Records from a collection of figures:
--

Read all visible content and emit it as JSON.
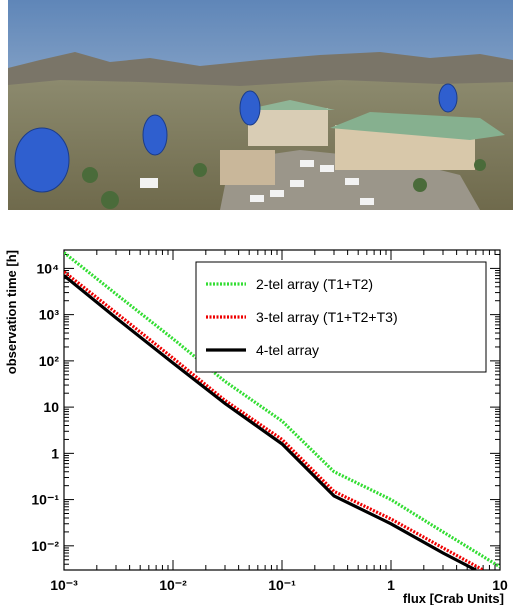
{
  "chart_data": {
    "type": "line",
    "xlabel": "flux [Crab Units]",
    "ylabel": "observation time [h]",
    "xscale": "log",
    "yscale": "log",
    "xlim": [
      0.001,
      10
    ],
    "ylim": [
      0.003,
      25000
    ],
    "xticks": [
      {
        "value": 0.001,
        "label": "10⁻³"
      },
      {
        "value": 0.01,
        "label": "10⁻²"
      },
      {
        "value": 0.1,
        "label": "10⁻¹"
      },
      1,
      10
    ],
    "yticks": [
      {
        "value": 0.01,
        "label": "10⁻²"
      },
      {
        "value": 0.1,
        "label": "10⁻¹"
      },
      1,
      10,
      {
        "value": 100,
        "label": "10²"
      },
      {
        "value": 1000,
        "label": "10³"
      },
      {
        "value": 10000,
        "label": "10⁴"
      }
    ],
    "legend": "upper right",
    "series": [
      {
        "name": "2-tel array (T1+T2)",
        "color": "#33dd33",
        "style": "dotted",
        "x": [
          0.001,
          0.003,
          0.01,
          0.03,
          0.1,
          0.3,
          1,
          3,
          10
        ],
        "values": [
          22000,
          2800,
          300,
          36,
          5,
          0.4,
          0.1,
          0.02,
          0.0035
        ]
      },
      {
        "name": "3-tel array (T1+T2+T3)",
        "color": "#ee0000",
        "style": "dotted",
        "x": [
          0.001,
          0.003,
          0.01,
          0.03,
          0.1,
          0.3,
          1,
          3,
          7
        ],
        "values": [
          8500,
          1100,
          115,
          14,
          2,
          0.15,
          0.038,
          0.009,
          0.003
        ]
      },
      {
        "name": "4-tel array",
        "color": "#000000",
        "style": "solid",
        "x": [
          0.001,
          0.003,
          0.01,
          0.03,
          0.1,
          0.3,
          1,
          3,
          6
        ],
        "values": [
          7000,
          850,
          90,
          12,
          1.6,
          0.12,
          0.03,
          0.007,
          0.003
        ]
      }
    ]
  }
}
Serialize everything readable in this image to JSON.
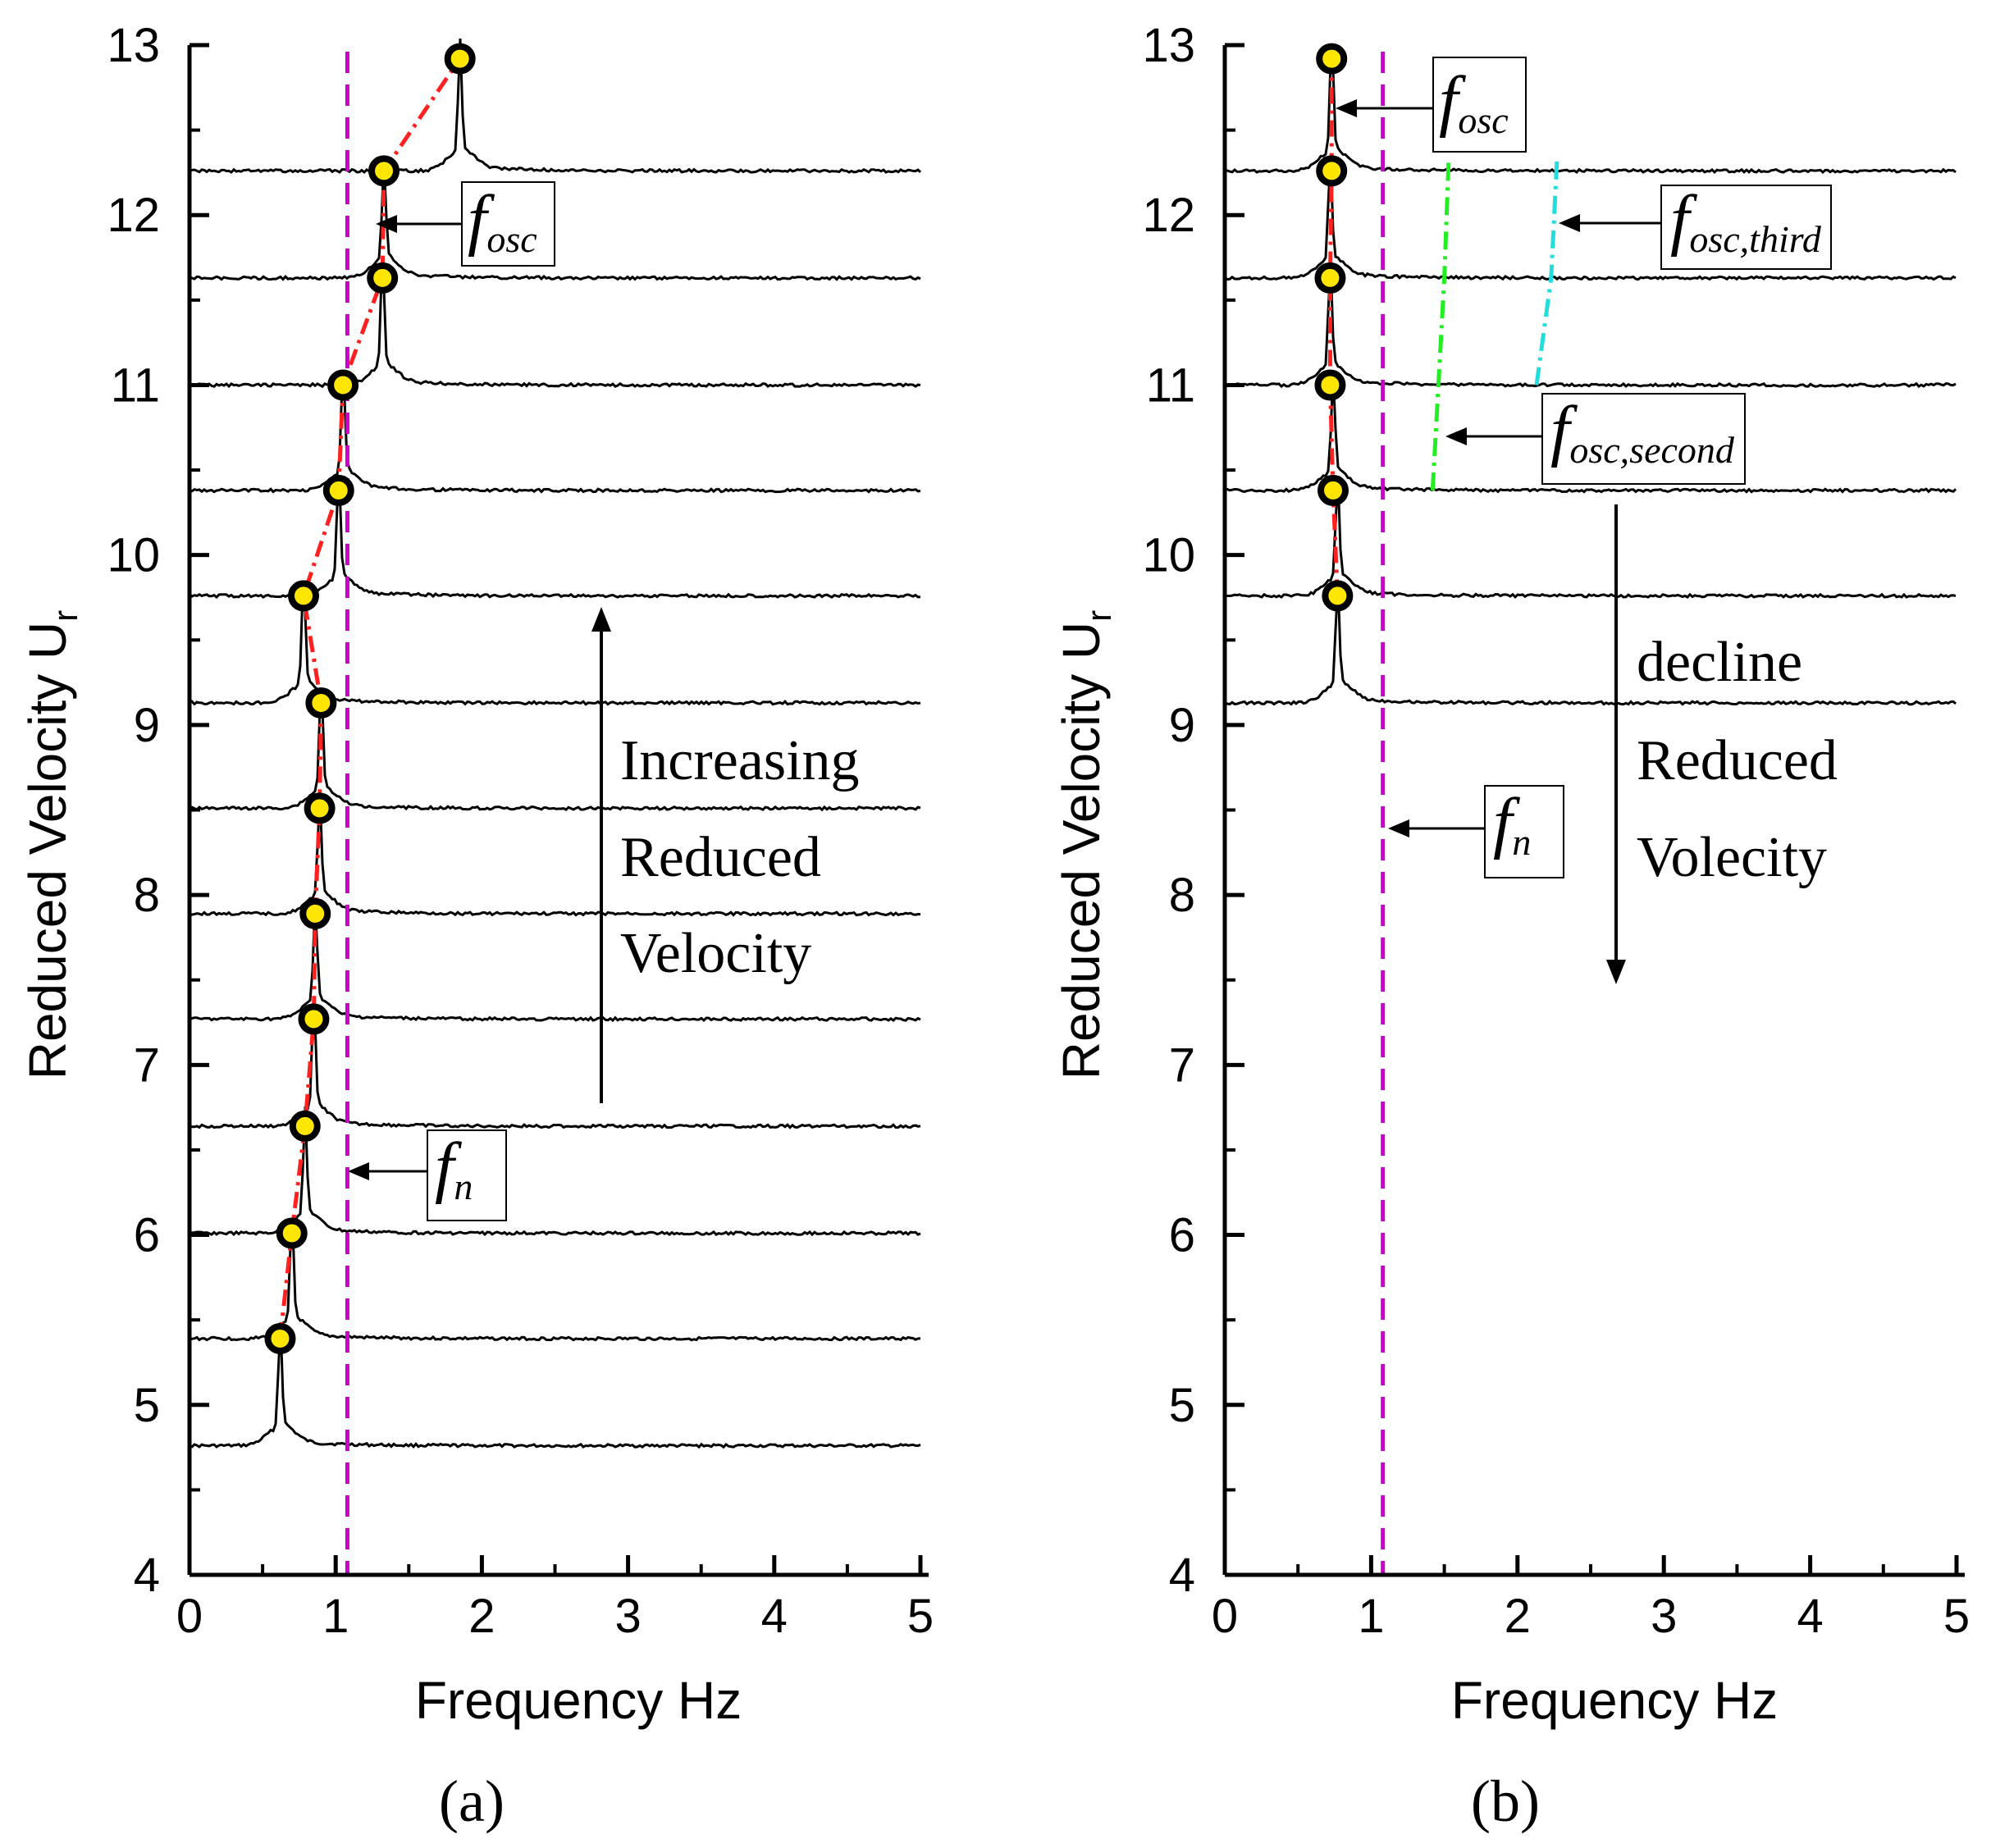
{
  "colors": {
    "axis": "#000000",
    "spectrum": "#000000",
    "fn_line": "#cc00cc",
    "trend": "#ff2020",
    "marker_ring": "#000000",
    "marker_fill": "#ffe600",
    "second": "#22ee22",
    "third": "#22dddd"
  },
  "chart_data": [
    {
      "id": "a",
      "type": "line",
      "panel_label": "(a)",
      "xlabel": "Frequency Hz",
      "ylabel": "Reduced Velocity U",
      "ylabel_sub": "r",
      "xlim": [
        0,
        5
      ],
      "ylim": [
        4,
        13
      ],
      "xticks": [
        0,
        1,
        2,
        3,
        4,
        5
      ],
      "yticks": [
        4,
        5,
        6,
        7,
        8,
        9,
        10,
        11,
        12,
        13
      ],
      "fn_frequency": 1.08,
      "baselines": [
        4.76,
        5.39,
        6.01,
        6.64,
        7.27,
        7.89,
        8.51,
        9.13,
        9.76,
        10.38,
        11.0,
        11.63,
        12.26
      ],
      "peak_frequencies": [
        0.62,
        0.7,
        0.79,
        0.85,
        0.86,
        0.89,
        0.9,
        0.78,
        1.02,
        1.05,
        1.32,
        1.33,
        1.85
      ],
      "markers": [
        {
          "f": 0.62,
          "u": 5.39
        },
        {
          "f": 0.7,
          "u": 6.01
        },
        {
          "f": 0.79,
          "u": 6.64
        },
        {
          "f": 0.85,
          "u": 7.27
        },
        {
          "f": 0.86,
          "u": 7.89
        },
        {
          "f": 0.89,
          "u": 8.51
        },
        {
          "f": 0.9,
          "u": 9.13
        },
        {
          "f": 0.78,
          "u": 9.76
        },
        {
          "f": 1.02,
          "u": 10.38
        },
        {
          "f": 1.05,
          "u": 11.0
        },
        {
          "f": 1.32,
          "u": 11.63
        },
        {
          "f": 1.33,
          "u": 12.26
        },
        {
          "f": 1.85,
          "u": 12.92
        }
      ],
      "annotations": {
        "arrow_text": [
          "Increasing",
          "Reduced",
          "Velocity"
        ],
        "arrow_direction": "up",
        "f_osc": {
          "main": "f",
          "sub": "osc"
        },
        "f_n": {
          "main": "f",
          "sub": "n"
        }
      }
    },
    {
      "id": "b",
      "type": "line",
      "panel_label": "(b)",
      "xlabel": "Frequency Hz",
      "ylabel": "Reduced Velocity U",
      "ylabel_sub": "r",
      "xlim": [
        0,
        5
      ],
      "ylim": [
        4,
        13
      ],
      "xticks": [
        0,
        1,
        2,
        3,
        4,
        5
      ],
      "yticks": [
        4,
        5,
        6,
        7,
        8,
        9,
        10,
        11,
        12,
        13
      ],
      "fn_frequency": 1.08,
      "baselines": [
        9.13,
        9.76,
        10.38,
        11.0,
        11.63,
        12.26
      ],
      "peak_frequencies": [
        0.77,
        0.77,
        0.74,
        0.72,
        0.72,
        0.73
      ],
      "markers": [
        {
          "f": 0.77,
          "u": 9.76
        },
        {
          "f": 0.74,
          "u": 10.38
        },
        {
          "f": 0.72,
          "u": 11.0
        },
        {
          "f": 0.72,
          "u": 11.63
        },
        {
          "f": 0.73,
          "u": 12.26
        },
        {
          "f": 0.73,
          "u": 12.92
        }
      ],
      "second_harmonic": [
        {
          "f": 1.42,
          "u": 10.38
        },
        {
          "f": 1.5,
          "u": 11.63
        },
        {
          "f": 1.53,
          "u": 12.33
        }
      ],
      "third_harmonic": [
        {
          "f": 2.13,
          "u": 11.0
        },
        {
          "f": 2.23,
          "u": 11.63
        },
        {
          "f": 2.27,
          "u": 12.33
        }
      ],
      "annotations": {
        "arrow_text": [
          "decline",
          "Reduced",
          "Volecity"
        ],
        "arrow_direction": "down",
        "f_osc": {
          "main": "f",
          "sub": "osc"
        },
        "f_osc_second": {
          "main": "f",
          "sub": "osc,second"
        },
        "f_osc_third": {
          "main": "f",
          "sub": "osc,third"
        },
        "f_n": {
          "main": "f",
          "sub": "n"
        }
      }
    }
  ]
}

--

> **Prompt**:
In your copy, repeat each record exactly and include no pictures.

> **Task response**:
Read all visible content and emit it as JSON.
{
  "chart_data": {
    "type": "line",
    "xlabel": "flux [Crab Units]",
    "ylabel": "observation time [h]",
    "xscale": "log",
    "yscale": "log",
    "xlim": [
      0.001,
      10
    ],
    "ylim": [
      0.003,
      25000
    ],
    "xticks": [
      {
        "value": 0.001,
        "label": "10⁻³"
      },
      {
        "value": 0.01,
        "label": "10⁻²"
      },
      {
        "value": 0.1,
        "label": "10⁻¹"
      },
      1,
      10
    ],
    "yticks": [
      {
        "value": 0.01,
        "label": "10⁻²"
      },
      {
        "value": 0.1,
        "label": "10⁻¹"
      },
      1,
      10,
      {
        "value": 100,
        "label": "10²"
      },
      {
        "value": 1000,
        "label": "10³"
      },
      {
        "value": 10000,
        "label": "10⁴"
      }
    ],
    "legend": "upper right",
    "series": [
      {
        "name": "2-tel array (T1+T2)",
        "color": "#33dd33",
        "style": "dotted",
        "x": [
          0.001,
          0.003,
          0.01,
          0.03,
          0.1,
          0.3,
          1,
          3,
          10
        ],
        "values": [
          22000,
          2800,
          300,
          36,
          5,
          0.4,
          0.1,
          0.02,
          0.0035
        ]
      },
      {
        "name": "3-tel array (T1+T2+T3)",
        "color": "#ee0000",
        "style": "dotted",
        "x": [
          0.001,
          0.003,
          0.01,
          0.03,
          0.1,
          0.3,
          1,
          3,
          7
        ],
        "values": [
          8500,
          1100,
          115,
          14,
          2,
          0.15,
          0.038,
          0.009,
          0.003
        ]
      },
      {
        "name": "4-tel array",
        "color": "#000000",
        "style": "solid",
        "x": [
          0.001,
          0.003,
          0.01,
          0.03,
          0.1,
          0.3,
          1,
          3,
          6
        ],
        "values": [
          7000,
          850,
          90,
          12,
          1.6,
          0.12,
          0.03,
          0.007,
          0.003
        ]
      }
    ]
  }
}
Serialize everything readable in this image to JSON.
{
  "colors": {
    "axis": "#000000",
    "spectrum": "#000000",
    "fn_line": "#cc00cc",
    "trend": "#ff2020",
    "marker_ring": "#000000",
    "marker_fill": "#ffe600",
    "second": "#22ee22",
    "third": "#22dddd"
  },
  "chart_data": [
    {
      "id": "a",
      "type": "line",
      "panel_label": "(a)",
      "xlabel": "Frequency Hz",
      "ylabel": "Reduced Velocity U",
      "ylabel_sub": "r",
      "xlim": [
        0,
        5
      ],
      "ylim": [
        4,
        13
      ],
      "xticks": [
        0,
        1,
        2,
        3,
        4,
        5
      ],
      "yticks": [
        4,
        5,
        6,
        7,
        8,
        9,
        10,
        11,
        12,
        13
      ],
      "fn_frequency": 1.08,
      "baselines": [
        4.76,
        5.39,
        6.01,
        6.64,
        7.27,
        7.89,
        8.51,
        9.13,
        9.76,
        10.38,
        11.0,
        11.63,
        12.26
      ],
      "peak_frequencies": [
        0.62,
        0.7,
        0.79,
        0.85,
        0.86,
        0.89,
        0.9,
        0.78,
        1.02,
        1.05,
        1.32,
        1.33,
        1.85
      ],
      "markers": [
        {
          "f": 0.62,
          "u": 5.39
        },
        {
          "f": 0.7,
          "u": 6.01
        },
        {
          "f": 0.79,
          "u": 6.64
        },
        {
          "f": 0.85,
          "u": 7.27
        },
        {
          "f": 0.86,
          "u": 7.89
        },
        {
          "f": 0.89,
          "u": 8.51
        },
        {
          "f": 0.9,
          "u": 9.13
        },
        {
          "f": 0.78,
          "u": 9.76
        },
        {
          "f": 1.02,
          "u": 10.38
        },
        {
          "f": 1.05,
          "u": 11.0
        },
        {
          "f": 1.32,
          "u": 11.63
        },
        {
          "f": 1.33,
          "u": 12.26
        },
        {
          "f": 1.85,
          "u": 12.92
        }
      ],
      "annotations": {
        "arrow_text": [
          "Increasing",
          "Reduced",
          "Velocity"
        ],
        "arrow_direction": "up",
        "f_osc": {
          "main": "f",
          "sub": "osc"
        },
        "f_n": {
          "main": "f",
          "sub": "n"
        }
      }
    },
    {
      "id": "b",
      "type": "line",
      "panel_label": "(b)",
      "xlabel": "Frequency Hz",
      "ylabel": "Reduced Velocity U",
      "ylabel_sub": "r",
      "xlim": [
        0,
        5
      ],
      "ylim": [
        4,
        13
      ],
      "xticks": [
        0,
        1,
        2,
        3,
        4,
        5
      ],
      "yticks": [
        4,
        5,
        6,
        7,
        8,
        9,
        10,
        11,
        12,
        13
      ],
      "fn_frequency": 1.08,
      "baselines": [
        9.13,
        9.76,
        10.38,
        11.0,
        11.63,
        12.26
      ],
      "peak_frequencies": [
        0.77,
        0.77,
        0.74,
        0.72,
        0.72,
        0.73
      ],
      "markers": [
        {
          "f": 0.77,
          "u": 9.76
        },
        {
          "f": 0.74,
          "u": 10.38
        },
        {
          "f": 0.72,
          "u": 11.0
        },
        {
          "f": 0.72,
          "u": 11.63
        },
        {
          "f": 0.73,
          "u": 12.26
        },
        {
          "f": 0.73,
          "u": 12.92
        }
      ],
      "second_harmonic": [
        {
          "f": 1.42,
          "u": 10.38
        },
        {
          "f": 1.5,
          "u": 11.63
        },
        {
          "f": 1.53,
          "u": 12.33
        }
      ],
      "third_harmonic": [
        {
          "f": 2.13,
          "u": 11.0
        },
        {
          "f": 2.23,
          "u": 11.63
        },
        {
          "f": 2.27,
          "u": 12.33
        }
      ],
      "annotations": {
        "arrow_text": [
          "decline",
          "Reduced",
          "Volecity"
        ],
        "arrow_direction": "down",
        "f_osc": {
          "main": "f",
          "sub": "osc"
        },
        "f_osc_second": {
          "main": "f",
          "sub": "osc,second"
        },
        "f_osc_third": {
          "main": "f",
          "sub": "osc,third"
        },
        "f_n": {
          "main": "f",
          "sub": "n"
        }
      }
    }
  ]
}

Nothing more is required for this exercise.